Back to conclude yesterday’s submission dealing with informational interviews…enjoy it and never stop progressing:
For example, informational interviews will:
* Help you learn about careers within the industry
* Can be used to gauge company culture and if you fit in
* Help develop life-long networks
* Give insight into the non-advertised job market
* Give insight for scheduled interviews
* Develop rapport and referrals
Overall, informational interviews give you a leg up against other candidates AND can be used as an indicator when evaluating career matches. For the record, informational requests are not to be used as a mechanism to ask for a job or a formal interview. This is not the time or the place to be an aggressive job seeker. If you think about it, that takes pressure off you and the person you interview, so now you can do some serious learning. You know about the benefits, let’s look at your next step.
Your experience and educational background in research comes into play as well as your social and professional networks. Once you identify a particular company or industry, talk to everyone you know about the company. The cliché that “we live in a small world” will quickly become a little more real. It may surprise you how close your network connections may be to decision makers. Through friends, classmates, family members, professors, neighbors, and career services counselors, chances are you will gain valuable insight without a great deal of effort, at least in the initial phase of simply asking. From people in your network, jot down ideas and remember potential contacts within the company or industry; these may come in handy during informational interviews.
Once you have an outline of information you want to focus on, it is homework time. Research the organization and industry as you will be asking questions related to your findings. Make a quick list of questions and identify what data your contact may be able to provide. You will want to make a list of approximately 10-15 questions based upon the title and position of your contact. The more you are prepared, the more likely the person on the phone will be happy to answer. As noted, people like to talk about themselves and especially their work.
Once you contact a professional in the field, explain that you are gaining information about his or her job responsibilities, requirements, company/industry needs, new processes, and so on. Always make sure the individual has time for a discussion; if not, schedule a phone meeting at their convenience.
During informational interviews, have your résumé available in case you need a quick reference. Stick to the time allotted (typically 30 minutes in length), do not take too much of the person’s time and, if the meeting goes well, ask to schedule another meeting, hopefully face-to-face. Even if you receive a personal meeting, remember the purpose is to gather information—do not turn this into a job interview. You are “researching opportunities” in that particular field or industry.

++++++

- Given problem 1: Echo the records from their first line through the line containing "col-description[interactable]: Описание <box>370", both ends included.
The text on informational interviews and the records are unrelated material.

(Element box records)

++++++

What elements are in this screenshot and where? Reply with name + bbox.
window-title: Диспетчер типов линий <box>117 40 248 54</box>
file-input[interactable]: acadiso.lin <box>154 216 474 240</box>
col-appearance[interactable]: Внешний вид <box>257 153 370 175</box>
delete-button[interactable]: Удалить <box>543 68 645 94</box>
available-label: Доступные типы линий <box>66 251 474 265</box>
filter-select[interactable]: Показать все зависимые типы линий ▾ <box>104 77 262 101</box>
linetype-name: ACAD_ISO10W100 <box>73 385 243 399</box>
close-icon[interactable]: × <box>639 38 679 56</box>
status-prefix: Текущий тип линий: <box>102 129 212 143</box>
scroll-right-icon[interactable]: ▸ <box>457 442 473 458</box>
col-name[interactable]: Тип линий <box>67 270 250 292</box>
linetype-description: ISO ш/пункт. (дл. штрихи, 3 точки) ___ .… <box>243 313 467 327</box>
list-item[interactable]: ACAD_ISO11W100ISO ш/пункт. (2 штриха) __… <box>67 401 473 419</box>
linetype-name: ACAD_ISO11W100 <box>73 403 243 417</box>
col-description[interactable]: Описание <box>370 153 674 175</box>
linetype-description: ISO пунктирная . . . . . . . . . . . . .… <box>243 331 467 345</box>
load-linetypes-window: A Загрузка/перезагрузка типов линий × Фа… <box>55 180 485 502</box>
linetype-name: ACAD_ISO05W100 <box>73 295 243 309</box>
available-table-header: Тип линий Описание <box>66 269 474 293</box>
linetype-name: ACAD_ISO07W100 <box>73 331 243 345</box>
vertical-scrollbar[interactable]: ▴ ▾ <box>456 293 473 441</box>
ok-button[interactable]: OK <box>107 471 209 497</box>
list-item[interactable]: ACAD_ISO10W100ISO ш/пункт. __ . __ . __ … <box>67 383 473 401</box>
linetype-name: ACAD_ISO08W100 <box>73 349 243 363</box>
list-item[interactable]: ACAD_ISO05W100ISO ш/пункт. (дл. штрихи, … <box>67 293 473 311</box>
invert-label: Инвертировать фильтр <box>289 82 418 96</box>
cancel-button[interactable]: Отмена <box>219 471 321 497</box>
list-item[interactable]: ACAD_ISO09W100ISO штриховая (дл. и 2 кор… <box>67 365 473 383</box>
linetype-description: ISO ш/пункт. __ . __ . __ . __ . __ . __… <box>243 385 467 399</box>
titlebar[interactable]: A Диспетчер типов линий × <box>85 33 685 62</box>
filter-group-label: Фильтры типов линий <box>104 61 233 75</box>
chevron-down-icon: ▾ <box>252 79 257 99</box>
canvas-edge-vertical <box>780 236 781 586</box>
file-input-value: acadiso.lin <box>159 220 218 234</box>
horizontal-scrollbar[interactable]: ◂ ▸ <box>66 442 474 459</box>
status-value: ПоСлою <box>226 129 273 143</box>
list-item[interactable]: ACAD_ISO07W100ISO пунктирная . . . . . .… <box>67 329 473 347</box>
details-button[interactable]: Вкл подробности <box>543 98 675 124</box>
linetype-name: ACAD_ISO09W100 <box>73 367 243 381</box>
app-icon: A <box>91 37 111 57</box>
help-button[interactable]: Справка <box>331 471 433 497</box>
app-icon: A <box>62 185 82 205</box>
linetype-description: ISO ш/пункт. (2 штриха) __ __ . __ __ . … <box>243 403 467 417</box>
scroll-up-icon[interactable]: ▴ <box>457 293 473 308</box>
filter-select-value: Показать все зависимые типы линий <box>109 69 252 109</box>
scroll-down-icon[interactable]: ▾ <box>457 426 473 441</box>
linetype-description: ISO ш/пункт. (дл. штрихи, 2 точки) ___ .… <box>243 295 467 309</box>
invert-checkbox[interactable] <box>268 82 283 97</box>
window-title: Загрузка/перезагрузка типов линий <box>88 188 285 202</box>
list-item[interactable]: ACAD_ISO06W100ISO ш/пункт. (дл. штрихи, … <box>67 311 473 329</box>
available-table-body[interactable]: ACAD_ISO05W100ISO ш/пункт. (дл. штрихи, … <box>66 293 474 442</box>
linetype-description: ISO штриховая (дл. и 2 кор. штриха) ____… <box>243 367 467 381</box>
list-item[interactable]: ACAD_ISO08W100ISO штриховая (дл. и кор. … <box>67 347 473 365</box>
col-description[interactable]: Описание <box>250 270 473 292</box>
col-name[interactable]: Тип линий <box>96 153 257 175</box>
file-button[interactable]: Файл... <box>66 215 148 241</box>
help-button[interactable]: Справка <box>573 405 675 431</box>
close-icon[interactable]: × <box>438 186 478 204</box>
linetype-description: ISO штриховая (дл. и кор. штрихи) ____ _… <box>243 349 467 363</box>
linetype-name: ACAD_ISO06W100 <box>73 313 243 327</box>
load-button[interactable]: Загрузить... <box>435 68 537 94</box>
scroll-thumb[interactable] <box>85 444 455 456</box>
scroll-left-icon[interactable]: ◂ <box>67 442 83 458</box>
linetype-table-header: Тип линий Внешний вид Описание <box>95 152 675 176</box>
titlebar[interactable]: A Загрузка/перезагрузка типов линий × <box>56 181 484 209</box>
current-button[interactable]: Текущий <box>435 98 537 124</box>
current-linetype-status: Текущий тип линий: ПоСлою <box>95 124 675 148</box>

++++++

- Given problem 2: List the kinds of people the text on informational interviews names as sources of insight about a company or industry.

- Task solution 1:
What elements are in this screenshot and where? Reply with name + bbox.
window-title: Диспетчер типов линий <box>117 40 248 54</box>
file-input[interactable]: acadiso.lin <box>154 216 474 240</box>
col-appearance[interactable]: Внешний вид <box>257 153 370 175</box>
delete-button[interactable]: Удалить <box>543 68 645 94</box>
available-label: Доступные типы линий <box>66 251 474 265</box>
filter-select[interactable]: Показать все зависимые типы линий ▾ <box>104 77 262 101</box>
linetype-name: ACAD_ISO10W100 <box>73 385 243 399</box>
close-icon[interactable]: × <box>639 38 679 56</box>
status-prefix: Текущий тип линий: <box>102 129 212 143</box>
scroll-right-icon[interactable]: ▸ <box>457 442 473 458</box>
col-name[interactable]: Тип линий <box>67 270 250 292</box>
linetype-description: ISO ш/пункт. (дл. штрихи, 3 точки) ___ .… <box>243 313 467 327</box>
list-item[interactable]: ACAD_ISO11W100ISO ш/пункт. (2 штриха) __… <box>67 401 473 419</box>
linetype-name: ACAD_ISO11W100 <box>73 403 243 417</box>
col-description[interactable]: Описание <box>370 153 674 175</box>

- Task solution 2: friends, classmates, family members, professors, neighbors, career services counselors